## Start

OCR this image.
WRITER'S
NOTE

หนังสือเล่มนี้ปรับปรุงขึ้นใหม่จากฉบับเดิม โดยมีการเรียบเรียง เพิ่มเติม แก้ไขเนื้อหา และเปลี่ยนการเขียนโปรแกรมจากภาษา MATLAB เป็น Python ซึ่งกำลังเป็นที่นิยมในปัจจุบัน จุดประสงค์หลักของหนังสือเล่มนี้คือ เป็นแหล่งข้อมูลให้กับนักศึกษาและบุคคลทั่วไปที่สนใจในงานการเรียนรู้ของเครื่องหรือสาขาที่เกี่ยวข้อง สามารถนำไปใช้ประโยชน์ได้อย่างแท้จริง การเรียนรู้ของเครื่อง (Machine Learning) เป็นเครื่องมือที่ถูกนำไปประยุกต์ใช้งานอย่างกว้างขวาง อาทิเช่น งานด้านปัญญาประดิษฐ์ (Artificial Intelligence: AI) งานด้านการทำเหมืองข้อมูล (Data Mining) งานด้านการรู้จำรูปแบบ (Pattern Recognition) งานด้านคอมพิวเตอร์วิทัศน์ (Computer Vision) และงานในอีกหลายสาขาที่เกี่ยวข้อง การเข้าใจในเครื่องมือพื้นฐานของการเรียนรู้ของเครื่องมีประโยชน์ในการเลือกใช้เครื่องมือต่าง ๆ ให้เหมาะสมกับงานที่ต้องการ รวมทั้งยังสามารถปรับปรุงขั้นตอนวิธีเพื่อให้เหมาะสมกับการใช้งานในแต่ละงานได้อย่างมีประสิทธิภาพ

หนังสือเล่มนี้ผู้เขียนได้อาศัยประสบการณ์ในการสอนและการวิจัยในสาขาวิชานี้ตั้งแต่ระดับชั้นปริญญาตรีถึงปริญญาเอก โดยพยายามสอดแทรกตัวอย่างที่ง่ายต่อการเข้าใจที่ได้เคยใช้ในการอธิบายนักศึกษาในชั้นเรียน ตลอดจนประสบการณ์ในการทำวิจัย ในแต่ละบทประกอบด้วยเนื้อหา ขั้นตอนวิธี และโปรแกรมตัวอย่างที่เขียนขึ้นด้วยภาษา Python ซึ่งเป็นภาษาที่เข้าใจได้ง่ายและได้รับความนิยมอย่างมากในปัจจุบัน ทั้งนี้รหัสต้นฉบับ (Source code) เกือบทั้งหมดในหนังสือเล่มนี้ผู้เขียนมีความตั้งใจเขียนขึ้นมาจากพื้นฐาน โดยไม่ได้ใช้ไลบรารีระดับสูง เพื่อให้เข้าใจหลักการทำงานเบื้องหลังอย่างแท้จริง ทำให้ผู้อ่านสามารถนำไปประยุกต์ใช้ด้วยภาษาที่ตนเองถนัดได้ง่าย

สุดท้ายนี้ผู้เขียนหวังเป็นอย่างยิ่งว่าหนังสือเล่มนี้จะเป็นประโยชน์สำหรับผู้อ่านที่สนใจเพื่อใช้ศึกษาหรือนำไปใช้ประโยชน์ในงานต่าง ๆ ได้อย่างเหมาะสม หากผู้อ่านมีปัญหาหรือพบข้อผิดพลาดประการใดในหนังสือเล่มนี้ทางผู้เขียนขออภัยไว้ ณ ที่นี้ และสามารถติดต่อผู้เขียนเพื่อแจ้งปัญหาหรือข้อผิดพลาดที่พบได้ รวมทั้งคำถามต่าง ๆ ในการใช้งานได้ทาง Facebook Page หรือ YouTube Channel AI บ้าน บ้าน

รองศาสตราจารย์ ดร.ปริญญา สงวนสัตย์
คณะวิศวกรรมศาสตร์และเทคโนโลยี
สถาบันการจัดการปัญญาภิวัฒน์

## End
## Start

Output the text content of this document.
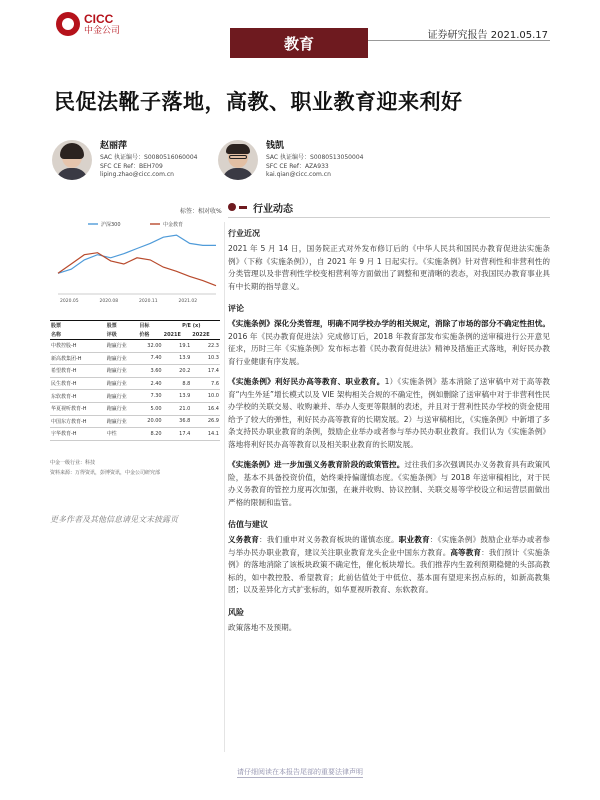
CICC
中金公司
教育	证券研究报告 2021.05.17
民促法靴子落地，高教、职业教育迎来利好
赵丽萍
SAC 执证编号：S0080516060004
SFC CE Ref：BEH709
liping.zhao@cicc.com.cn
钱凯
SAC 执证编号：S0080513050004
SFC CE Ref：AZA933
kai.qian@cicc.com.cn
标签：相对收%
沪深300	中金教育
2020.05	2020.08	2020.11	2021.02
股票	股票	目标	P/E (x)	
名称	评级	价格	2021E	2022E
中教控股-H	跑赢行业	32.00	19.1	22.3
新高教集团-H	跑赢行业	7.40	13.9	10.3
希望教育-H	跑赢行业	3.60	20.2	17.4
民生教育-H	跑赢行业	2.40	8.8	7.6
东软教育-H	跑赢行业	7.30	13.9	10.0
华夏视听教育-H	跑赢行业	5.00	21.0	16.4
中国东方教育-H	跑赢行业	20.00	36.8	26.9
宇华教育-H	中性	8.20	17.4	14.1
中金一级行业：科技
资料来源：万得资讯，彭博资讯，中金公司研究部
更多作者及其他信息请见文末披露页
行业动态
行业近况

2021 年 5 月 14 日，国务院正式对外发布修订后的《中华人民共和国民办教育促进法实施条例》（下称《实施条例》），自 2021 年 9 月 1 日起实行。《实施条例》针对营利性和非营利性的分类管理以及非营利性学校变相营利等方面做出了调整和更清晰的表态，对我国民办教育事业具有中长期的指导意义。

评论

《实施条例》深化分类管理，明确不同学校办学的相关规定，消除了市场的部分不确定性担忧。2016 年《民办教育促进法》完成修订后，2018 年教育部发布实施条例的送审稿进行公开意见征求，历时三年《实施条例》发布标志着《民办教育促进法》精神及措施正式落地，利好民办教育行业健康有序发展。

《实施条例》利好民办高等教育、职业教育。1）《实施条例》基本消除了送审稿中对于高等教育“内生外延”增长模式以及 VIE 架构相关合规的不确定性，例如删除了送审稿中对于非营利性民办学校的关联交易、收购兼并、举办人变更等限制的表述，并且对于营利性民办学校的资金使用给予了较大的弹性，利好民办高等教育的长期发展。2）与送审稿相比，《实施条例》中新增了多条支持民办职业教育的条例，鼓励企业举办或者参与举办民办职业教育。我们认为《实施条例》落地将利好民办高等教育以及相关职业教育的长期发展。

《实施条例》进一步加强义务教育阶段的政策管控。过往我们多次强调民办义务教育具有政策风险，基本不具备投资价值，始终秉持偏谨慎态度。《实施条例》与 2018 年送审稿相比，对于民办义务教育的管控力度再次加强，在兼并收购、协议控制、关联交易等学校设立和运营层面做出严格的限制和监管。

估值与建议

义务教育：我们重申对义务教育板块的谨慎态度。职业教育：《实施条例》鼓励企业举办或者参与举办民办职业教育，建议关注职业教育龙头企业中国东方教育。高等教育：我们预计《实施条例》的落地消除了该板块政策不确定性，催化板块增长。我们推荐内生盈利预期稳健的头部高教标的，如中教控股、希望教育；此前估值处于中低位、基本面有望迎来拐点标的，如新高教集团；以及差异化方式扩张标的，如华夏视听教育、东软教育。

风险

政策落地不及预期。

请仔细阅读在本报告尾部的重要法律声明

## End

## TASK TO COMPLETE
Pull out every line of the records that includes the string "this".

## THE RESULT
OCR this image.
Output the text content of this document.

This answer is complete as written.